* **Task description**:
Transcribe the full listing below exactly.

* **Stored records**:
____
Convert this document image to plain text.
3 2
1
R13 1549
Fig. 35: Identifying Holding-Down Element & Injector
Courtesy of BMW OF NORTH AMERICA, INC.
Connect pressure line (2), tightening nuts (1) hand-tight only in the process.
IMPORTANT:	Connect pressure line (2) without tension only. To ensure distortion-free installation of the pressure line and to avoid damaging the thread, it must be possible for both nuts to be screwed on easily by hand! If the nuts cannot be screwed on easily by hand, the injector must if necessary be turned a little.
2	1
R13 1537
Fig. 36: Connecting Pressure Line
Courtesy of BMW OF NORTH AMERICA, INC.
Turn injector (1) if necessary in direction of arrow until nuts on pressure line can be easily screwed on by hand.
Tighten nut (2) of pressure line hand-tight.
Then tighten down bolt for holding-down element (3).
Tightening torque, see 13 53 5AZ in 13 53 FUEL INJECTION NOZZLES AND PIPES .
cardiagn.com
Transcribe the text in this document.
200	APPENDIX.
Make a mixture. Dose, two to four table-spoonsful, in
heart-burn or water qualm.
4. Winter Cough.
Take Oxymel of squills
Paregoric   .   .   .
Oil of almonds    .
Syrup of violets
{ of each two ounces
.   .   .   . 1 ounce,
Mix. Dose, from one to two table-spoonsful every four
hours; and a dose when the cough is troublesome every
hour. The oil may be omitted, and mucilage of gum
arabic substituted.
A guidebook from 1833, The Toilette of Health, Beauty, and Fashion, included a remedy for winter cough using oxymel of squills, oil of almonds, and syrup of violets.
____
* **Solution for this task**:
Convert this document image to plain text.
3 2
1
R13 1549
Fig. 35: Identifying Holding-Down Element & Injector
Courtesy of BMW OF NORTH AMERICA, INC.
Connect pressure line (2), tightening nuts (1) hand-tight only in the process.
IMPORTANT:	Connect pressure line (2) without tension only. To ensure distortion-free installation of the pressure line and to avoid damaging the thread, it must be possible for both nuts to be screwed on easily by hand! If the nuts cannot be screwed on easily by hand, the injector must if necessary be turned a little.
2	1
R13 1537
Fig. 36: Connecting Pressure Line
Courtesy of BMW OF NORTH AMERICA, INC.
Turn injector (1) if necessary in direction of arrow until nuts on pressure line can be easily screwed on by hand.
Tighten nut (2) of pressure line hand-tight.
Then tighten down bolt for holding-down element (3).
Tightening torque, see 13 53 5AZ in 13 53 FUEL INJECTION NOZZLES AND PIPES .
cardiagn.com
Transcribe the text in this document.
200	APPENDIX.
Make a mixture. Dose, two to four table-spoonsful, in
heart-burn or water qualm.
4. Winter Cough.
Take Oxymel of squills
Paregoric   .   .   .
Oil of almonds    .
Syrup of violets
{ of each two ounces
.   .   .   . 1 ounce,
Mix. Dose, from one to two table-spoonsful every four
hours; and a dose when the cough is troublesome every
hour. The oil may be omitted, and mucilage of gum
arabic substituted.
A guidebook from 1833, The Toilette of Health, Beauty, and Fashion, included a remedy for winter cough using oxymel of squills, oil of almonds, and syrup of violets.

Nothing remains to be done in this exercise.